Work through the data below line by line and say how many lines hold "nTeletrabajo"; give only the number.

MATERIAL SUPPLIED:
....................
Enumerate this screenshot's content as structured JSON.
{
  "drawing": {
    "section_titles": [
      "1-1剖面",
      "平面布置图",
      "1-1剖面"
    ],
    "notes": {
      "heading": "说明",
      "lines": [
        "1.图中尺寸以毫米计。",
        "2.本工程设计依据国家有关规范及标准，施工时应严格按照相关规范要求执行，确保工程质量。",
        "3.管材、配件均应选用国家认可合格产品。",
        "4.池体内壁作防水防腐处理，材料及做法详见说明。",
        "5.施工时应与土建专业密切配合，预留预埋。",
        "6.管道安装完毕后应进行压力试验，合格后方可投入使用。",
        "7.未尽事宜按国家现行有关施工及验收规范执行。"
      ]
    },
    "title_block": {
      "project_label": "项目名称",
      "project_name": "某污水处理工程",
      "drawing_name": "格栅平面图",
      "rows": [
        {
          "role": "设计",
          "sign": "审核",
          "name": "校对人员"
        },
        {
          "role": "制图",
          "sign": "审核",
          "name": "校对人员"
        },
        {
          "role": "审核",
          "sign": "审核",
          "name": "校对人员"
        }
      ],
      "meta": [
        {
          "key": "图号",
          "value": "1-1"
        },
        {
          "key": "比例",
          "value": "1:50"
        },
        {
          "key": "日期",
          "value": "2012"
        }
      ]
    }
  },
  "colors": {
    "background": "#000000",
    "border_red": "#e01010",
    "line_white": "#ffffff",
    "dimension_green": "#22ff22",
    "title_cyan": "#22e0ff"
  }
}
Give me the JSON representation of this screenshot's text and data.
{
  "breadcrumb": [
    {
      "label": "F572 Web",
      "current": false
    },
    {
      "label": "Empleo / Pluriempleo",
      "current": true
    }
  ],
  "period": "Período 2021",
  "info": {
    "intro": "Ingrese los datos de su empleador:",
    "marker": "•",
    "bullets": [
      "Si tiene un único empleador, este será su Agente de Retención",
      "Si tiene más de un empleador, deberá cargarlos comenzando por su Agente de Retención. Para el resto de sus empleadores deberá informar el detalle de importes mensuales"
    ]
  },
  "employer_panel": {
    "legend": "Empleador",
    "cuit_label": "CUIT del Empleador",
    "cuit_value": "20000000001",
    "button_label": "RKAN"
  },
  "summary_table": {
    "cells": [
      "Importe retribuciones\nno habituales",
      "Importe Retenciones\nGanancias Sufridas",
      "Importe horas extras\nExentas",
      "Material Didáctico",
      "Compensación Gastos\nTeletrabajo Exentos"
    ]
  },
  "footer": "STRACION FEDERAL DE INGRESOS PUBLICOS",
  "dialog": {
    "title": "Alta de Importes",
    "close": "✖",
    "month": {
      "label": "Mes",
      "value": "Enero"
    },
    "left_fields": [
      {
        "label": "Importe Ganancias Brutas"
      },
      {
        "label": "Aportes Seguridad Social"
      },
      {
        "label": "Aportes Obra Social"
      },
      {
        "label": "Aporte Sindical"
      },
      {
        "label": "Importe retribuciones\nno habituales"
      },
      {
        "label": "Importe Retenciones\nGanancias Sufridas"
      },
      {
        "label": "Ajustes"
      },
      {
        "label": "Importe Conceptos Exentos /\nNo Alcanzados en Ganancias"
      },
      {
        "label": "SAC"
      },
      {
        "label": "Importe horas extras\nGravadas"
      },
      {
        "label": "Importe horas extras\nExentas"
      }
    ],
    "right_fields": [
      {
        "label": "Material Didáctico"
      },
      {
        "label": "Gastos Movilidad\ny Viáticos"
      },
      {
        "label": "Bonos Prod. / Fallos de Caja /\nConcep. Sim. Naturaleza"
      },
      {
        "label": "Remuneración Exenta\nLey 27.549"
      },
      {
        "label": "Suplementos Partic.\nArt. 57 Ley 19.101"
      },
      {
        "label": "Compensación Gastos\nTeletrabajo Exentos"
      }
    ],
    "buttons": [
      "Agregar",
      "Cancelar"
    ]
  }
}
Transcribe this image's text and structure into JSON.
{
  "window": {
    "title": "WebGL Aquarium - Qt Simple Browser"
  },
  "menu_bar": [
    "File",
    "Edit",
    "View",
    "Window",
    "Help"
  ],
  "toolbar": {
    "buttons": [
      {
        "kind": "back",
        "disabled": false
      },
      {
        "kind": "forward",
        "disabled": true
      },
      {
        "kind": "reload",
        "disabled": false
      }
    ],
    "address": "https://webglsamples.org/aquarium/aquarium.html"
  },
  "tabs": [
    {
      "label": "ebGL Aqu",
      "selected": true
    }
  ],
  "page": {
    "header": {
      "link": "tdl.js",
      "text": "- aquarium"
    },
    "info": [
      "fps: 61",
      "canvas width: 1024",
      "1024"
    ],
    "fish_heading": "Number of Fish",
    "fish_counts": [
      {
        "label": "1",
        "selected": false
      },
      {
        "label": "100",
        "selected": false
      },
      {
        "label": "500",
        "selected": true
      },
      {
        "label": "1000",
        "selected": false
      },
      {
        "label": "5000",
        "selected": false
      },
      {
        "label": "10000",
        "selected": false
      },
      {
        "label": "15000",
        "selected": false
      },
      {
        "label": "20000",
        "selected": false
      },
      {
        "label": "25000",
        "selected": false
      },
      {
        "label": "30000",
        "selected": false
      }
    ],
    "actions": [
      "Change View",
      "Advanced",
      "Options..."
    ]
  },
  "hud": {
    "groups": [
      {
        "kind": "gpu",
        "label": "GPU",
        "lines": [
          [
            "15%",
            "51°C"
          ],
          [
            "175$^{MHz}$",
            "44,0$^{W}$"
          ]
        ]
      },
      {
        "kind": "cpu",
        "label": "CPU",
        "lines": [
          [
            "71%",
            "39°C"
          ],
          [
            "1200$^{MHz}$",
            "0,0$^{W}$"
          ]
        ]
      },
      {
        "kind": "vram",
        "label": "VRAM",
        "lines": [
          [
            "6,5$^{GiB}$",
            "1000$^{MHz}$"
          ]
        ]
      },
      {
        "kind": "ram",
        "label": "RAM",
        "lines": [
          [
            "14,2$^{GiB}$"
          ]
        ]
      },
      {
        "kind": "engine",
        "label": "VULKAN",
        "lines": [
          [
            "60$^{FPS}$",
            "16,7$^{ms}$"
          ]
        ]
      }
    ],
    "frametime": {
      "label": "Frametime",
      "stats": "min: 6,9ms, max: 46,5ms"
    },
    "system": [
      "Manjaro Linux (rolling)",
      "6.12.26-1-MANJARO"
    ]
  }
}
....................
EXERCISE SOLUTION: 2